**Dataset rows:**
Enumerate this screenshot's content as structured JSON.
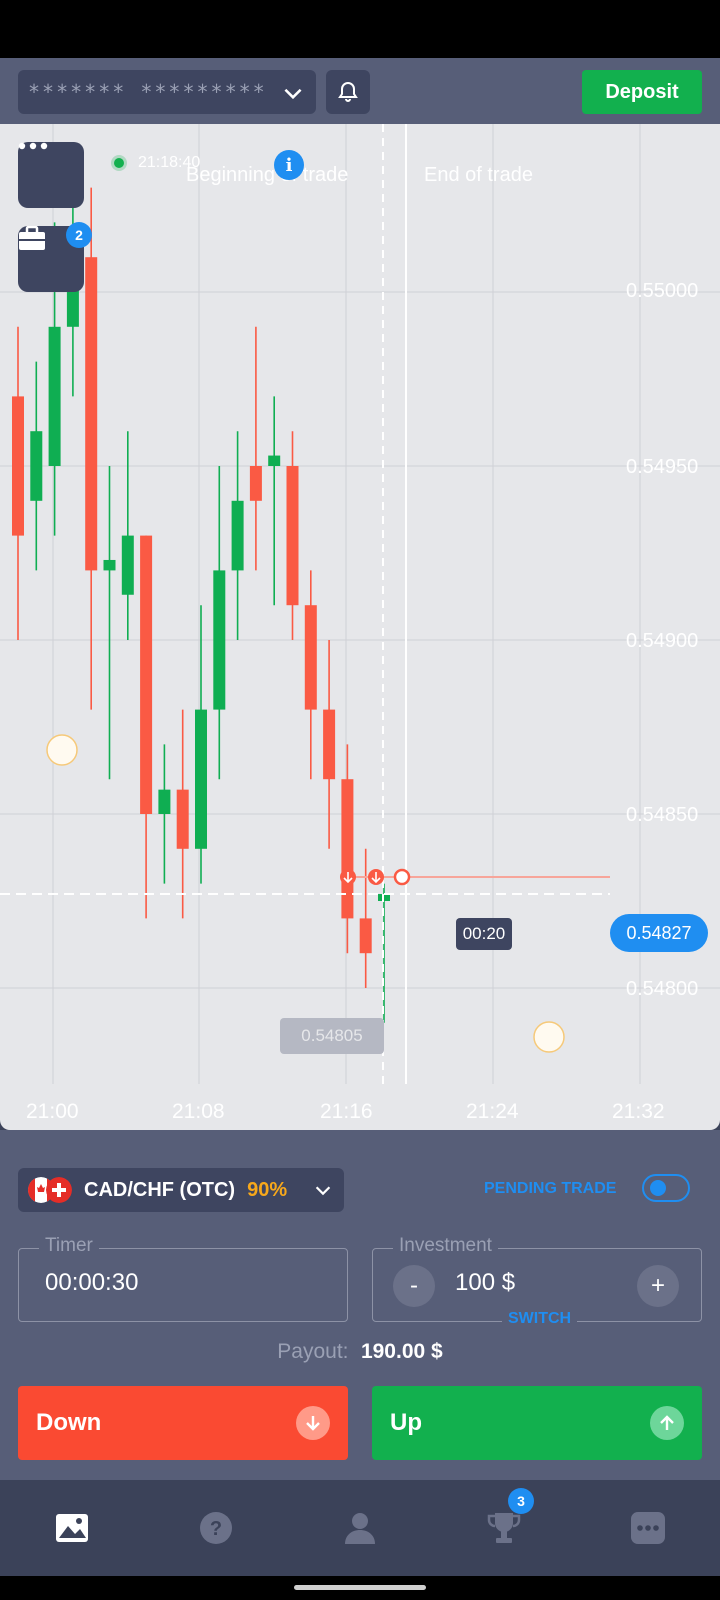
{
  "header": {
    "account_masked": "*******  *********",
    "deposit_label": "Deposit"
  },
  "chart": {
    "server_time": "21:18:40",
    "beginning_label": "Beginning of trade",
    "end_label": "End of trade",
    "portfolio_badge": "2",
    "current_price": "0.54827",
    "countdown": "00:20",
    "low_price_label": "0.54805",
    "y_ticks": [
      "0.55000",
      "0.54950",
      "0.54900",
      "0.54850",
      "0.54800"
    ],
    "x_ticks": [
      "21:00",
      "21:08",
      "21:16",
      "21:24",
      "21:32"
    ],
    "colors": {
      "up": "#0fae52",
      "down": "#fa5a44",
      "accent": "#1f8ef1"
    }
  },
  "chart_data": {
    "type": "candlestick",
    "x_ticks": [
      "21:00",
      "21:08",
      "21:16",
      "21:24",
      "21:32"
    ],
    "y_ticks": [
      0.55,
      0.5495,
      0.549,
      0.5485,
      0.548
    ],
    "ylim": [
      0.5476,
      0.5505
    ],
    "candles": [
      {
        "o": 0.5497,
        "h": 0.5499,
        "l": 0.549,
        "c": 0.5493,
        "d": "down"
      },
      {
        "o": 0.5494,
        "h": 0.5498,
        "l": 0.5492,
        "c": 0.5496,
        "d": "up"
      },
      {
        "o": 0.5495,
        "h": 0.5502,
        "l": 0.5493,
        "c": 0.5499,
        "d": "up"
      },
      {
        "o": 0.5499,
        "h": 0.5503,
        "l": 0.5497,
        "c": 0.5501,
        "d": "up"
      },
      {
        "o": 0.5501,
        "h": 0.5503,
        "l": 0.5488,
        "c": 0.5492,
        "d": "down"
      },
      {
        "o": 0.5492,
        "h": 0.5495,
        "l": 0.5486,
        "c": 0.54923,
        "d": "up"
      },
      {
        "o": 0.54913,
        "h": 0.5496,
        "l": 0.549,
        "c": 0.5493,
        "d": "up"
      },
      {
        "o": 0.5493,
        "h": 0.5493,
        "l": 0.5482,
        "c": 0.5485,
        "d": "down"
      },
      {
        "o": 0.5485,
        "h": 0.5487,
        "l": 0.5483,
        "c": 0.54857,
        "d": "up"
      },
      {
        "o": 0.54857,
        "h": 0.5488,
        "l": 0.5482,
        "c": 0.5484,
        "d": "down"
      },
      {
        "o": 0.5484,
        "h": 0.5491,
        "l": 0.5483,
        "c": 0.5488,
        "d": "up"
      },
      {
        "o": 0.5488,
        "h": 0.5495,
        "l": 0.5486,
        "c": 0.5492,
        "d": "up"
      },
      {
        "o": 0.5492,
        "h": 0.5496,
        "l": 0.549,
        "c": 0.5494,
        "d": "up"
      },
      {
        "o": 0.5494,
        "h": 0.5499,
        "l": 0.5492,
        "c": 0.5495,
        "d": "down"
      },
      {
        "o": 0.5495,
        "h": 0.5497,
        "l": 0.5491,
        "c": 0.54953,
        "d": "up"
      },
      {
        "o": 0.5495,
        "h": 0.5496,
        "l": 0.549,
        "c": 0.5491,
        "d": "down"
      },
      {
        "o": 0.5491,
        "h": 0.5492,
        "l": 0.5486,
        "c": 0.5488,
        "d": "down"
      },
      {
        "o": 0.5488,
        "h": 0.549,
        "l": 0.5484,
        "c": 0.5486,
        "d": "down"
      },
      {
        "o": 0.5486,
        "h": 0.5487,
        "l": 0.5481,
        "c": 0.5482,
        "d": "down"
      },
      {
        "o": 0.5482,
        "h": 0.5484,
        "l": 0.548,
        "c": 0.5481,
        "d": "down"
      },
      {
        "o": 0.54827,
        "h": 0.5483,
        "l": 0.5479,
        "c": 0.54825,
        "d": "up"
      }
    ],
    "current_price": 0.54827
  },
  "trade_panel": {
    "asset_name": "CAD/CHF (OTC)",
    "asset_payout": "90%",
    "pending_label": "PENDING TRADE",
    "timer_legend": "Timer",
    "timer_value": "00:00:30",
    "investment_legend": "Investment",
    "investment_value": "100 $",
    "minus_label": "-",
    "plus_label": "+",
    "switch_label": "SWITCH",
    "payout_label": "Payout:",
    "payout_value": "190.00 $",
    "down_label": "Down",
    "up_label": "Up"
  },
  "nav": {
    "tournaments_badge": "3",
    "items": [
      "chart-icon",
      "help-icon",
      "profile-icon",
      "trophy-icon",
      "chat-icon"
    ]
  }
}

**Work to complete:**
Transcribe the whole listing exactly. Pictures stay out of your copy.

**Written answer:**
Enumerate this screenshot's content as structured JSON.
{
  "header": {
    "account_masked": "*******  *********",
    "deposit_label": "Deposit"
  },
  "chart": {
    "server_time": "21:18:40",
    "beginning_label": "Beginning of trade",
    "end_label": "End of trade",
    "portfolio_badge": "2",
    "current_price": "0.54827",
    "countdown": "00:20",
    "low_price_label": "0.54805",
    "y_ticks": [
      "0.55000",
      "0.54950",
      "0.54900",
      "0.54850",
      "0.54800"
    ],
    "x_ticks": [
      "21:00",
      "21:08",
      "21:16",
      "21:24",
      "21:32"
    ],
    "colors": {
      "up": "#0fae52",
      "down": "#fa5a44",
      "accent": "#1f8ef1"
    }
  },
  "chart_data": {
    "type": "candlestick",
    "x_ticks": [
      "21:00",
      "21:08",
      "21:16",
      "21:24",
      "21:32"
    ],
    "y_ticks": [
      0.55,
      0.5495,
      0.549,
      0.5485,
      0.548
    ],
    "ylim": [
      0.5476,
      0.5505
    ],
    "candles": [
      {
        "o": 0.5497,
        "h": 0.5499,
        "l": 0.549,
        "c": 0.5493,
        "d": "down"
      },
      {
        "o": 0.5494,
        "h": 0.5498,
        "l": 0.5492,
        "c": 0.5496,
        "d": "up"
      },
      {
        "o": 0.5495,
        "h": 0.5502,
        "l": 0.5493,
        "c": 0.5499,
        "d": "up"
      },
      {
        "o": 0.5499,
        "h": 0.5503,
        "l": 0.5497,
        "c": 0.5501,
        "d": "up"
      },
      {
        "o": 0.5501,
        "h": 0.5503,
        "l": 0.5488,
        "c": 0.5492,
        "d": "down"
      },
      {
        "o": 0.5492,
        "h": 0.5495,
        "l": 0.5486,
        "c": 0.54923,
        "d": "up"
      },
      {
        "o": 0.54913,
        "h": 0.5496,
        "l": 0.549,
        "c": 0.5493,
        "d": "up"
      },
      {
        "o": 0.5493,
        "h": 0.5493,
        "l": 0.5482,
        "c": 0.5485,
        "d": "down"
      },
      {
        "o": 0.5485,
        "h": 0.5487,
        "l": 0.5483,
        "c": 0.54857,
        "d": "up"
      },
      {
        "o": 0.54857,
        "h": 0.5488,
        "l": 0.5482,
        "c": 0.5484,
        "d": "down"
      },
      {
        "o": 0.5484,
        "h": 0.5491,
        "l": 0.5483,
        "c": 0.5488,
        "d": "up"
      },
      {
        "o": 0.5488,
        "h": 0.5495,
        "l": 0.5486,
        "c": 0.5492,
        "d": "up"
      },
      {
        "o": 0.5492,
        "h": 0.5496,
        "l": 0.549,
        "c": 0.5494,
        "d": "up"
      },
      {
        "o": 0.5494,
        "h": 0.5499,
        "l": 0.5492,
        "c": 0.5495,
        "d": "down"
      },
      {
        "o": 0.5495,
        "h": 0.5497,
        "l": 0.5491,
        "c": 0.54953,
        "d": "up"
      },
      {
        "o": 0.5495,
        "h": 0.5496,
        "l": 0.549,
        "c": 0.5491,
        "d": "down"
      },
      {
        "o": 0.5491,
        "h": 0.5492,
        "l": 0.5486,
        "c": 0.5488,
        "d": "down"
      },
      {
        "o": 0.5488,
        "h": 0.549,
        "l": 0.5484,
        "c": 0.5486,
        "d": "down"
      },
      {
        "o": 0.5486,
        "h": 0.5487,
        "l": 0.5481,
        "c": 0.5482,
        "d": "down"
      },
      {
        "o": 0.5482,
        "h": 0.5484,
        "l": 0.548,
        "c": 0.5481,
        "d": "down"
      },
      {
        "o": 0.54827,
        "h": 0.5483,
        "l": 0.5479,
        "c": 0.54825,
        "d": "up"
      }
    ],
    "current_price": 0.54827
  },
  "trade_panel": {
    "asset_name": "CAD/CHF (OTC)",
    "asset_payout": "90%",
    "pending_label": "PENDING TRADE",
    "timer_legend": "Timer",
    "timer_value": "00:00:30",
    "investment_legend": "Investment",
    "investment_value": "100 $",
    "minus_label": "-",
    "plus_label": "+",
    "switch_label": "SWITCH",
    "payout_label": "Payout:",
    "payout_value": "190.00 $",
    "down_label": "Down",
    "up_label": "Up"
  },
  "nav": {
    "tournaments_badge": "3",
    "items": [
      "chart-icon",
      "help-icon",
      "profile-icon",
      "trophy-icon",
      "chat-icon"
    ]
  }
}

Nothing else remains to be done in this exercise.